* **What needs to be done**
Select, from the data, each line where "roll" occurs.

* **Figure data in JSON**
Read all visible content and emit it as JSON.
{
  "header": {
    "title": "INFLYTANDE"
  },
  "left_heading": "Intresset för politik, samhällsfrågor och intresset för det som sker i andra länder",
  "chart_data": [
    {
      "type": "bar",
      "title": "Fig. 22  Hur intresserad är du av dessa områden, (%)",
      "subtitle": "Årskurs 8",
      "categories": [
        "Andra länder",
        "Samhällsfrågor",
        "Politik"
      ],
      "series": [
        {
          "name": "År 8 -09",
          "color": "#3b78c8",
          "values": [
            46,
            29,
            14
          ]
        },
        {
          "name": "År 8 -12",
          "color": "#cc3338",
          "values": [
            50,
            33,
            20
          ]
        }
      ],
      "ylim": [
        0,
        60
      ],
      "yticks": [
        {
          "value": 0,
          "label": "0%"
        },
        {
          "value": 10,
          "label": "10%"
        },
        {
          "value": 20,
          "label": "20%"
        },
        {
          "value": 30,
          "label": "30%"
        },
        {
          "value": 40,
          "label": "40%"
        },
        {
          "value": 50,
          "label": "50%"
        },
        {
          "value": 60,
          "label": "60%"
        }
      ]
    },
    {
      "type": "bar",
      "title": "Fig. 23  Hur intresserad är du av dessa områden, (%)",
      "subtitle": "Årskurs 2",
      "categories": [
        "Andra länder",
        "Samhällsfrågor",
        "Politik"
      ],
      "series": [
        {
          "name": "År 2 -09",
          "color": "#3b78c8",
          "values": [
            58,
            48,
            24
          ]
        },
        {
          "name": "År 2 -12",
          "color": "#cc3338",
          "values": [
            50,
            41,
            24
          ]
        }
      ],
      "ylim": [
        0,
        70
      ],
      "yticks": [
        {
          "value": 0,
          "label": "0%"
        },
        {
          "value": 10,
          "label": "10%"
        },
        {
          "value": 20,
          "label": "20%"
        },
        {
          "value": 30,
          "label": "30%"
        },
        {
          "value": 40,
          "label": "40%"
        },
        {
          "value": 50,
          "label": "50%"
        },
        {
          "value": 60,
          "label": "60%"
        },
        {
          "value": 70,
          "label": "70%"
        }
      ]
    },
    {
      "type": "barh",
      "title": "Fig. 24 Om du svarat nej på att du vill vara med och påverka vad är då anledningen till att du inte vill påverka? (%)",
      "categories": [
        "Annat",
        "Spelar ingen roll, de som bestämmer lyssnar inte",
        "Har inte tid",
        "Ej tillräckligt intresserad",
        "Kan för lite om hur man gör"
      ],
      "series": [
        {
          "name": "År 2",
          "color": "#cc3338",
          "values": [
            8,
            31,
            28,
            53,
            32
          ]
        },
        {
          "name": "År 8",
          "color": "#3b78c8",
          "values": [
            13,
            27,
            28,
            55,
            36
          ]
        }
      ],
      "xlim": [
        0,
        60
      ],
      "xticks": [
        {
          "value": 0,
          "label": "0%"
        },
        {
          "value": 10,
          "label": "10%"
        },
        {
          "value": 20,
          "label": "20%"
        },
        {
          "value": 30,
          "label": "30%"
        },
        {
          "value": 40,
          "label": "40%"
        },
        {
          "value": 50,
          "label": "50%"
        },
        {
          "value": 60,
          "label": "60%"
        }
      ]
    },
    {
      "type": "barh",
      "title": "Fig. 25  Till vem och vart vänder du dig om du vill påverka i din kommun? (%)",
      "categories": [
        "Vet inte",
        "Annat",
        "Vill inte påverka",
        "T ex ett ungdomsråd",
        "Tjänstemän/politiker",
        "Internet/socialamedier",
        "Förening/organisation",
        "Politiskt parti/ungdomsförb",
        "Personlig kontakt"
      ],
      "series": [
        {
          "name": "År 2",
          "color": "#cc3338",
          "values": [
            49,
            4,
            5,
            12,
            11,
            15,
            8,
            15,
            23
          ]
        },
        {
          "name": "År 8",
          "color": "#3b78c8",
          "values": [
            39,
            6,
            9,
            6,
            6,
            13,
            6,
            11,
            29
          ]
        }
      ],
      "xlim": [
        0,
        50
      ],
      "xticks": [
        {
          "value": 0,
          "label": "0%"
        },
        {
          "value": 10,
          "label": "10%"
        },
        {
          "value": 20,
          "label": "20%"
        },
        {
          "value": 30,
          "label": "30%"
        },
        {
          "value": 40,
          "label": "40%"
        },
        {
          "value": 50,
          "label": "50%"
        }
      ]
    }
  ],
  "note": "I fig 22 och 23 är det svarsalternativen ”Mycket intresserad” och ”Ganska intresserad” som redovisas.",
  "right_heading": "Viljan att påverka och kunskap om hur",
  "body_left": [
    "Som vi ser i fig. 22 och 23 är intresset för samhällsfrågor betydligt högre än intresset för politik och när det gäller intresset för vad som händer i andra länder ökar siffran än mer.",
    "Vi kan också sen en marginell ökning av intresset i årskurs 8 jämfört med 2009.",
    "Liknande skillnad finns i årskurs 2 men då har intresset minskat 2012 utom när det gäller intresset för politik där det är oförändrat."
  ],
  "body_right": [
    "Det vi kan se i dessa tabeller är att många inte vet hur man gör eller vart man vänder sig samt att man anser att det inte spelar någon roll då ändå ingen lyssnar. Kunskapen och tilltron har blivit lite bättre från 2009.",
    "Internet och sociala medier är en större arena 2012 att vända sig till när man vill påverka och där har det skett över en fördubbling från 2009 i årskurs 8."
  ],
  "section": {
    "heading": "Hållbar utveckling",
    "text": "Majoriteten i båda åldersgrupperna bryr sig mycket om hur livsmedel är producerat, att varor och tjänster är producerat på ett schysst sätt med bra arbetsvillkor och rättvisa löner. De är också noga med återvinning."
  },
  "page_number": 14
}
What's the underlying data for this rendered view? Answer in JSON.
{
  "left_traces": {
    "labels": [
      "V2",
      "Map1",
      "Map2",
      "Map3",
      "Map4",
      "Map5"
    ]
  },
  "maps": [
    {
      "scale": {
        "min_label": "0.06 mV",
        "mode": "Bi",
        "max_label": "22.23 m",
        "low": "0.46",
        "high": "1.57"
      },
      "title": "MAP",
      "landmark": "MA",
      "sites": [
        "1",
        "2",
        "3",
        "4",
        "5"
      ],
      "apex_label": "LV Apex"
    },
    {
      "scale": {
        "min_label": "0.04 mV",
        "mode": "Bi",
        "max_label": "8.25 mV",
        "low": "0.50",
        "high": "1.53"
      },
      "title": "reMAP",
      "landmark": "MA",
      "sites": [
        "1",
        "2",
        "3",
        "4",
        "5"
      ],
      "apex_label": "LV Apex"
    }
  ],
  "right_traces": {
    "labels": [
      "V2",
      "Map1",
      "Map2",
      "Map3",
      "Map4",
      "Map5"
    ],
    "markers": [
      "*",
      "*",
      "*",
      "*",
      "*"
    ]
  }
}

* **Problem solution**
        "Spelar ingen roll, de som bestämmer lyssnar inte",
    "Det vi kan se i dessa tabeller är att många inte vet hur man gör eller vart man vänder sig samt att man anser att det inte spelar någon roll då ändå ingen lyssnar. Kunskapen och tilltron har blivit lite bättre från 2009.",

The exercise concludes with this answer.